Below are entries. Pull out all lines containing "Skåne".

====================

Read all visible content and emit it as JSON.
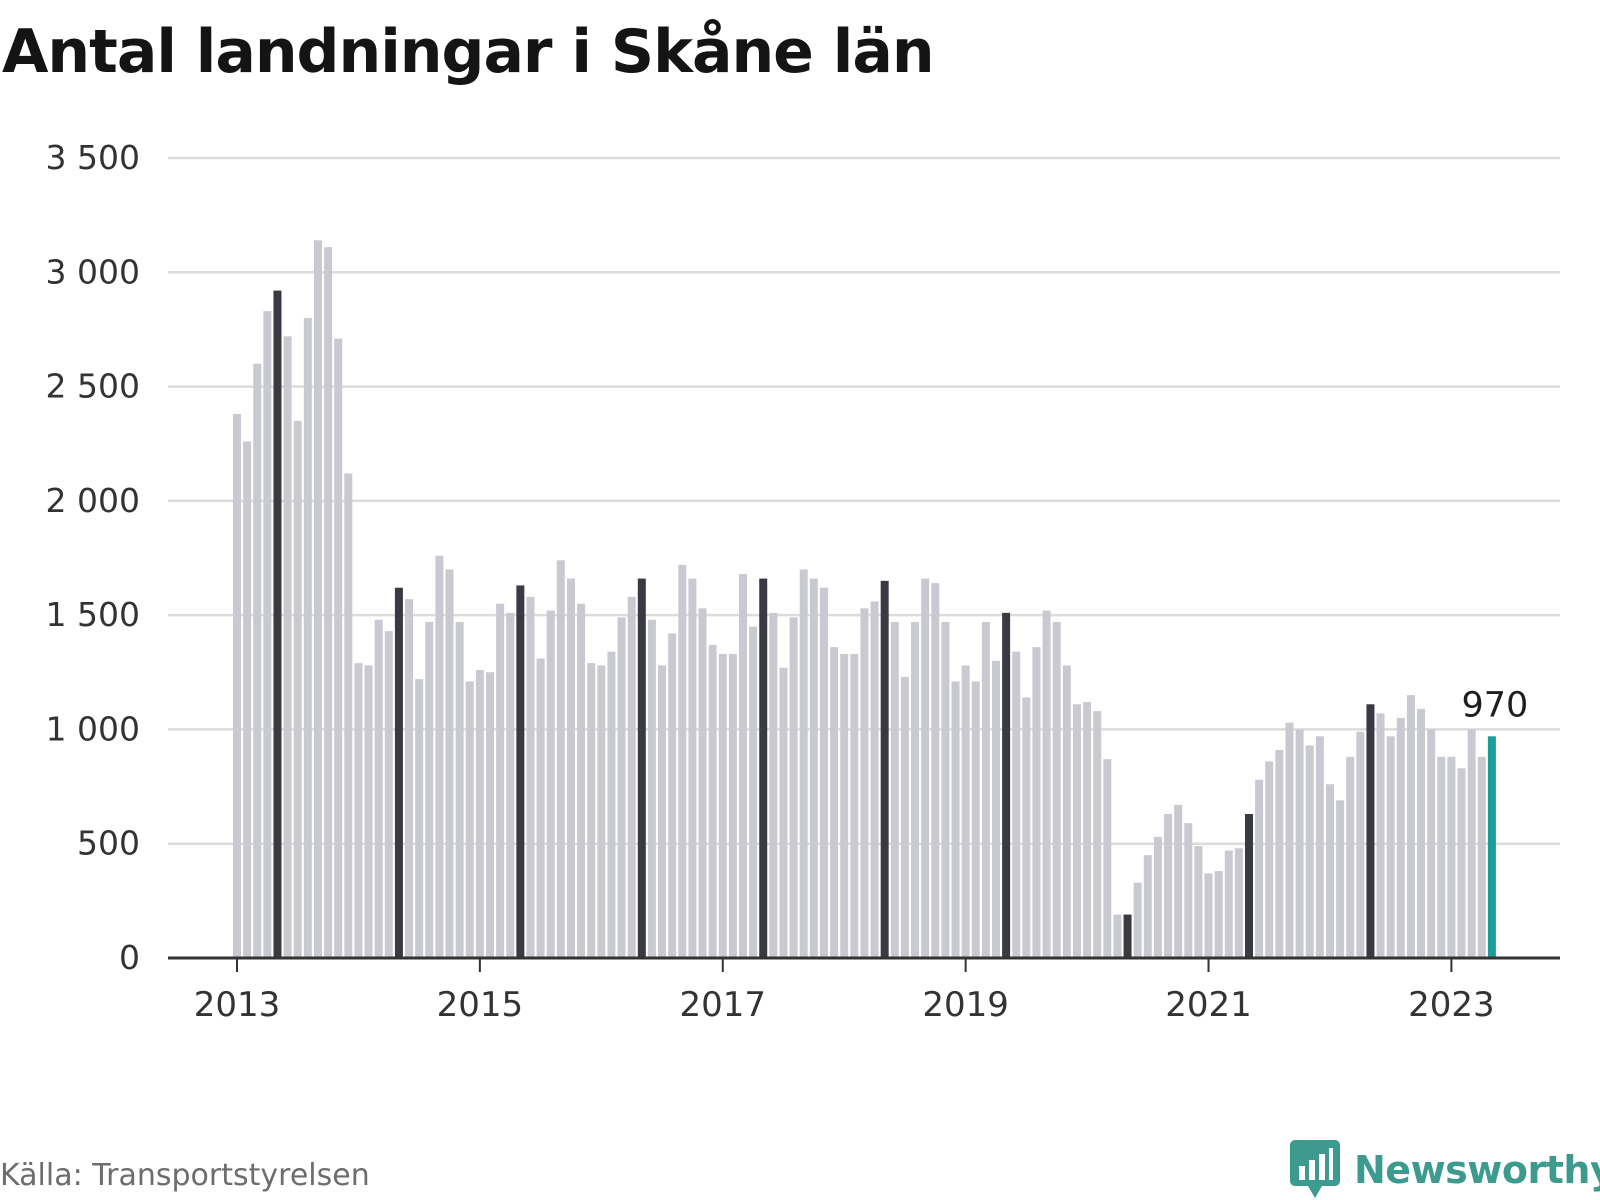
{
  "title": "Antal landningar i Skåne län",
  "source": "Källa: Transportstyrelsen",
  "brand": {
    "name": "Newsworthy",
    "icon": "bar-chart-icon",
    "color": "#3c9a8e"
  },
  "colors": {
    "bar": "#c9c9d1",
    "highlight": "#3a3a45",
    "latest": "#1a9e96",
    "grid": "#dcdcdc",
    "axis": "#333333",
    "text": "#333333"
  },
  "chart_data": {
    "type": "bar",
    "title": "Antal landningar i Skåne län",
    "xlabel": "",
    "ylabel": "",
    "ylim": [
      0,
      3500
    ],
    "yticks": [
      0,
      500,
      1000,
      1500,
      2000,
      2500,
      3000,
      3500
    ],
    "ytick_labels": [
      "0",
      "500",
      "1 000",
      "1 500",
      "2 000",
      "2 500",
      "3 000",
      "3 500"
    ],
    "xticks": [
      "2013",
      "2015",
      "2017",
      "2019",
      "2021",
      "2023"
    ],
    "start": "2013-01",
    "frequency": "monthly",
    "grid": true,
    "values": [
      2380,
      2260,
      2600,
      2830,
      2920,
      2720,
      2350,
      2800,
      3140,
      3110,
      2710,
      2120,
      1290,
      1280,
      1480,
      1430,
      1620,
      1570,
      1220,
      1470,
      1760,
      1700,
      1470,
      1210,
      1260,
      1250,
      1550,
      1510,
      1630,
      1580,
      1310,
      1520,
      1740,
      1660,
      1550,
      1290,
      1280,
      1340,
      1490,
      1580,
      1660,
      1480,
      1280,
      1420,
      1720,
      1660,
      1530,
      1370,
      1330,
      1330,
      1680,
      1450,
      1660,
      1510,
      1270,
      1490,
      1700,
      1660,
      1620,
      1360,
      1330,
      1330,
      1530,
      1560,
      1650,
      1470,
      1230,
      1470,
      1660,
      1640,
      1470,
      1210,
      1280,
      1210,
      1470,
      1300,
      1510,
      1340,
      1140,
      1360,
      1520,
      1470,
      1280,
      1110,
      1120,
      1080,
      870,
      190,
      190,
      330,
      450,
      530,
      630,
      670,
      590,
      490,
      370,
      380,
      470,
      480,
      630,
      780,
      860,
      910,
      1030,
      1000,
      930,
      970,
      760,
      690,
      880,
      990,
      1110,
      1070,
      970,
      1050,
      1150,
      1090,
      1000,
      880,
      880,
      830,
      1000,
      880,
      970
    ],
    "highlighted_indices": [
      4,
      16,
      28,
      40,
      52,
      64,
      76,
      88,
      100,
      112
    ],
    "latest_label": "970"
  }
}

====================

### TASK RESPONSE
  "title": "Antal landningar i Skåne län",
    "title": "Antal landningar i Skåne län",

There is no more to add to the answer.